**What this task involves:**
Collect from the data below each line with "PERFIL".

**Dataset rows:**
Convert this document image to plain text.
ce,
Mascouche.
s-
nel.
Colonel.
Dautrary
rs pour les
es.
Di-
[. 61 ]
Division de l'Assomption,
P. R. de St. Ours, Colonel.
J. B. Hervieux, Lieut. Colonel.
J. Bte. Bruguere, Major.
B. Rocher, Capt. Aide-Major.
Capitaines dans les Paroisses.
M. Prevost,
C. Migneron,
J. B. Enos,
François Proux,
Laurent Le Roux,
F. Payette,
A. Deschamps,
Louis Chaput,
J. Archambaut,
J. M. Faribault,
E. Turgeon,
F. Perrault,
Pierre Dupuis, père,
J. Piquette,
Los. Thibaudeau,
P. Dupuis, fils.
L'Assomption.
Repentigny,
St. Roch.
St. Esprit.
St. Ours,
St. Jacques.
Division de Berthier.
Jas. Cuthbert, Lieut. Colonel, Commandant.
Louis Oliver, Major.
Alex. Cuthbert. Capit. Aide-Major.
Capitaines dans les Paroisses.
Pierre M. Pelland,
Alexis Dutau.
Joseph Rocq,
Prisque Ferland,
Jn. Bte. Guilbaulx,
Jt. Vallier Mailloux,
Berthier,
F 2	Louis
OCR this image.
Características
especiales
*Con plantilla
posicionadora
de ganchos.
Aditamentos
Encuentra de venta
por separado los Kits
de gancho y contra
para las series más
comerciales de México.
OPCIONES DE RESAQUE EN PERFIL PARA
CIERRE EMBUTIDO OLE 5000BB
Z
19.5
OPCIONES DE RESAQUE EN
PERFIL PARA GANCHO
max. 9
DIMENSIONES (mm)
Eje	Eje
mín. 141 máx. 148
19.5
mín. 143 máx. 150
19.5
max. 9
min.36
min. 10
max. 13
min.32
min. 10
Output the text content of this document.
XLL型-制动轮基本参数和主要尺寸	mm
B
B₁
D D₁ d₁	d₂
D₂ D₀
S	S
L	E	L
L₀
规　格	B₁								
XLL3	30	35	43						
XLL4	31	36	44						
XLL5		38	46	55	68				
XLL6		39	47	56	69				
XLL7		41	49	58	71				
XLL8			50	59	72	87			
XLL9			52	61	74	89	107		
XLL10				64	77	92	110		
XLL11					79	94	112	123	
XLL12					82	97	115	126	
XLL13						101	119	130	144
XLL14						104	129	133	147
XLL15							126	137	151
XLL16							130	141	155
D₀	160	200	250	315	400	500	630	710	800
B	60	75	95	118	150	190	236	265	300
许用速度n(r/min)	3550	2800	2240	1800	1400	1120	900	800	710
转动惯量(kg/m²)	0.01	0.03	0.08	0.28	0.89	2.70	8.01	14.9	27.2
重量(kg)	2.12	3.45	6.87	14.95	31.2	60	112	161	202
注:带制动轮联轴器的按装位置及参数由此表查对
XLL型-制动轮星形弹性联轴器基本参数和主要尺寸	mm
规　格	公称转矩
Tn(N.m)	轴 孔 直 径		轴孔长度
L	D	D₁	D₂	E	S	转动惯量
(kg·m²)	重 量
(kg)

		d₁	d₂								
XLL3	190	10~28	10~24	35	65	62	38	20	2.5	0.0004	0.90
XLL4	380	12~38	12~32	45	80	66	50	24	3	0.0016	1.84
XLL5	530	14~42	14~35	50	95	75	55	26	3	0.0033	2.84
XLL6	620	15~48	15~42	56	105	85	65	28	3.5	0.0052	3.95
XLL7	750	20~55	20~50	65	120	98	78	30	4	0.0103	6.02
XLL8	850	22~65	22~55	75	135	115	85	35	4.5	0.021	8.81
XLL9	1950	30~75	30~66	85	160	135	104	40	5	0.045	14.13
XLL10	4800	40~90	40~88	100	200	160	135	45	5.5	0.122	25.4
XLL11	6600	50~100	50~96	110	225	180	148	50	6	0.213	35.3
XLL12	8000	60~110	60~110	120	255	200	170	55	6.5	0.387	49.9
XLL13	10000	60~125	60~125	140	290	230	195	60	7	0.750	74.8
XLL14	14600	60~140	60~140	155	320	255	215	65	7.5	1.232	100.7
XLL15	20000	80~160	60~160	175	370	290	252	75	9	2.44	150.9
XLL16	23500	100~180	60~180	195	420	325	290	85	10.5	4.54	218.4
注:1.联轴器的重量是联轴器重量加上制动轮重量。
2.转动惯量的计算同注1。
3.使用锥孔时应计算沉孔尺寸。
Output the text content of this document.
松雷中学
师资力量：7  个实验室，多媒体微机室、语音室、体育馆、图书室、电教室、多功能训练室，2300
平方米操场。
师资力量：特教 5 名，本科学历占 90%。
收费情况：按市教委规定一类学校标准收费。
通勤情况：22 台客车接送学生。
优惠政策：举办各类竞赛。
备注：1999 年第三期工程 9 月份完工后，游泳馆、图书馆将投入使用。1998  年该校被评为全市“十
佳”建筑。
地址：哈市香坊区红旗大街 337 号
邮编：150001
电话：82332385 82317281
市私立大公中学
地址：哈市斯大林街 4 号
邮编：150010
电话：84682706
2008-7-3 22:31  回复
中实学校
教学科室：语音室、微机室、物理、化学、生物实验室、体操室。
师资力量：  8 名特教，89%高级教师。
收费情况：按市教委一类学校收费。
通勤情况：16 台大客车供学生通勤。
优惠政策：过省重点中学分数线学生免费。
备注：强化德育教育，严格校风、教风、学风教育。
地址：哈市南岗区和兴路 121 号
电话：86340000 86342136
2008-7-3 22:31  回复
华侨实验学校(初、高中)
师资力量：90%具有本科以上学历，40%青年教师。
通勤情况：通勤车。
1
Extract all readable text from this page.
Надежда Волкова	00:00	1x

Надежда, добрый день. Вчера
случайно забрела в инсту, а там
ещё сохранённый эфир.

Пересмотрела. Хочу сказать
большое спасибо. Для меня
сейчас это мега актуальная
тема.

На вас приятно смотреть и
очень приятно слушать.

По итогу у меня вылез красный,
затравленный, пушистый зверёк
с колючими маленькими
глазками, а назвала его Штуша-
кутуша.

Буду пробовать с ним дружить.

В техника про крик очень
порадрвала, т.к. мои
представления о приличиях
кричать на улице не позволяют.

**Exercise answer:**
OPCIONES DE RESAQUE EN PERFIL PARA
PERFIL PARA GANCHO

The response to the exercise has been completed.